Problem description: Return, word for word, every line that follows.

Supplied information:
#####

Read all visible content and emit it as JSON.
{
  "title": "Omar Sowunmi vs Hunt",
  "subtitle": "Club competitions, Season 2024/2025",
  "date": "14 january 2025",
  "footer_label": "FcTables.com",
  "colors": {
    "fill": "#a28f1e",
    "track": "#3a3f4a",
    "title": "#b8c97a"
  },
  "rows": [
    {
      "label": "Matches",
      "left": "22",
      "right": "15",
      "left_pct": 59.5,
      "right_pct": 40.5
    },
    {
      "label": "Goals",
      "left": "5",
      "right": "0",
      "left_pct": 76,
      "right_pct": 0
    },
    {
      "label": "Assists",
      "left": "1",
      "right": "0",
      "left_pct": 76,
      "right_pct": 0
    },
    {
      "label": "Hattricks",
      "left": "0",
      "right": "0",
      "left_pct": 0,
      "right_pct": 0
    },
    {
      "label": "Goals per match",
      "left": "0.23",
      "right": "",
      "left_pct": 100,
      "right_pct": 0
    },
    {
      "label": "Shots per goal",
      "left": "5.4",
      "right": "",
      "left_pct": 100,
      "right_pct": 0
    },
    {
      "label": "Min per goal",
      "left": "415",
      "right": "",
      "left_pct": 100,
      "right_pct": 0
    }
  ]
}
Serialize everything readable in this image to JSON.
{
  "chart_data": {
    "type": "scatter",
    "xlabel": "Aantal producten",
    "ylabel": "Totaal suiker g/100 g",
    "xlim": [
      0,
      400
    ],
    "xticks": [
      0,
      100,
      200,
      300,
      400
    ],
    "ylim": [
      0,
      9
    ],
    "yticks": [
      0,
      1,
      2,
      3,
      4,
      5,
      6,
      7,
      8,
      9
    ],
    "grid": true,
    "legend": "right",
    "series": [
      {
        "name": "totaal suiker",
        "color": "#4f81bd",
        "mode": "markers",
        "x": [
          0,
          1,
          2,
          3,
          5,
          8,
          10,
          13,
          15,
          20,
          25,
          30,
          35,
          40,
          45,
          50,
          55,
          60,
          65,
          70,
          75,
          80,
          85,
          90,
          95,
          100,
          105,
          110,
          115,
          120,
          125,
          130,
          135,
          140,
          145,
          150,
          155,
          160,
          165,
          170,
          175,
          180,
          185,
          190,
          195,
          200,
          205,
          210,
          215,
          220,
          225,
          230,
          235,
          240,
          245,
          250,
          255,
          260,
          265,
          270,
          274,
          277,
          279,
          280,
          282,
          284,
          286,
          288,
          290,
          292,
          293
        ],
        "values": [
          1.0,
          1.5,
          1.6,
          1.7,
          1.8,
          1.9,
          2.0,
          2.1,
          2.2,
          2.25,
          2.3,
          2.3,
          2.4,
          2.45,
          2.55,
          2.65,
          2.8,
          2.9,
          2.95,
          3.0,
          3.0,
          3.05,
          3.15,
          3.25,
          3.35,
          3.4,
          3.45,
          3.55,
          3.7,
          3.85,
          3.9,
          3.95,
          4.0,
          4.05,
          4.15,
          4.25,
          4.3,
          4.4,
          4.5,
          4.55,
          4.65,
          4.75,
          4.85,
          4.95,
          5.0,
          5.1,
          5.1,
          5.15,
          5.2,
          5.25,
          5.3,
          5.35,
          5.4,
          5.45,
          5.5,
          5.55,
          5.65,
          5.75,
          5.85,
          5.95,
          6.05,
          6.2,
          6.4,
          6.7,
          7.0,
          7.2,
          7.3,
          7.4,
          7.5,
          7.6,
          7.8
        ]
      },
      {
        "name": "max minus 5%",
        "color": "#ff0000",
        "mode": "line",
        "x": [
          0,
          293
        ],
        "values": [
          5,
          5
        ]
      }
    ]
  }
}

#####

Answer:
Read all visible content and emit it as JSON.
{
  "title": "Omar Sowunmi vs Hunt",
  "subtitle": "Club competitions, Season 2024/2025",
  "date": "14 january 2025",
  "footer_label": "FcTables.com",
  "colors": {
    "fill": "#a28f1e",
    "track": "#3a3f4a",
    "title": "#b8c97a"
  },
  "rows": [
    {
      "label": "Matches",
      "left": "22",
      "right": "15",
      "left_pct": 59.5,
      "right_pct": 40.5
    },
    {
      "label": "Goals",
      "left": "5",
      "right": "0",
      "left_pct": 76,
      "right_pct": 0
    },
    {
      "label": "Assists",
      "left": "1",
      "right": "0",
      "left_pct": 76,
      "right_pct": 0
    },
    {
      "label": "Hattricks",
      "left": "0",
      "right": "0",
      "left_pct": 0,
      "right_pct": 0
    },
    {
      "label": "Goals per match",
      "left": "0.23",
      "right": "",
      "left_pct": 100,
      "right_pct": 0
    },
    {
      "label": "Shots per goal",
      "left": "5.4",
      "right": "",
      "left_pct": 100,
      "right_pct": 0
    },
    {
      "label": "Min per goal",
      "left": "415",
      "right": "",
      "left_pct": 100,
      "right_pct": 0
    }
  ]
}
Serialize everything readable in this image to JSON.
{
  "chart_data": {
    "type": "scatter",
    "xlabel": "Aantal producten",
    "ylabel": "Totaal suiker g/100 g",
    "xlim": [
      0,
      400
    ],
    "xticks": [
      0,
      100,
      200,
      300,
      400
    ],
    "ylim": [
      0,
      9
    ],
    "yticks": [
      0,
      1,
      2,
      3,
      4,
      5,
      6,
      7,
      8,
      9
    ],
    "grid": true,
    "legend": "right",
    "series": [
      {
        "name": "totaal suiker",
        "color": "#4f81bd",
        "mode": "markers",
        "x": [
          0,
          1,
          2,
          3,
          5,
          8,
          10,
          13,
          15,
          20,
          25,
          30,
          35,
          40,
          45,
          50,
          55,
          60,
          65,
          70,
          75,
          80,
          85,
          90,
          95,
          100,
          105,
          110,
          115,
          120,
          125,
          130,
          135,
          140,
          145,
          150,
          155,
          160,
          165,
          170,
          175,
          180,
          185,
          190,
          195,
          200,
          205,
          210,
          215,
          220,
          225,
          230,
          235,
          240,
          245,
          250,
          255,
          260,
          265,
          270,
          274,
          277,
          279,
          280,
          282,
          284,
          286,
          288,
          290,
          292,
          293
        ],
        "values": [
          1.0,
          1.5,
          1.6,
          1.7,
          1.8,
          1.9,
          2.0,
          2.1,
          2.2,
          2.25,
          2.3,
          2.3,
          2.4,
          2.45,
          2.55,
          2.65,
          2.8,
          2.9,
          2.95,
          3.0,
          3.0,
          3.05,
          3.15,
          3.25,
          3.35,
          3.4,
          3.45,
          3.55,
          3.7,
          3.85,
          3.9,
          3.95,
          4.0,
          4.05,
          4.15,
          4.25,
          4.3,
          4.4,
          4.5,
          4.55,
          4.65,
          4.75,
          4.85,
          4.95,
          5.0,
          5.1,
          5.1,
          5.15,
          5.2,
          5.25,
          5.3,
          5.35,
          5.4,
          5.45,
          5.5,
          5.55,
          5.65,
          5.75,
          5.85,
          5.95,
          6.05,
          6.2,
          6.4,
          6.7,
          7.0,
          7.2,
          7.3,
          7.4,
          7.5,
          7.6,
          7.8
        ]
      },
      {
        "name": "max minus 5%",
        "color": "#ff0000",
        "mode": "line",
        "x": [
          0,
          293
        ],
        "values": [
          5,
          5
        ]
      }
    ]
  }
}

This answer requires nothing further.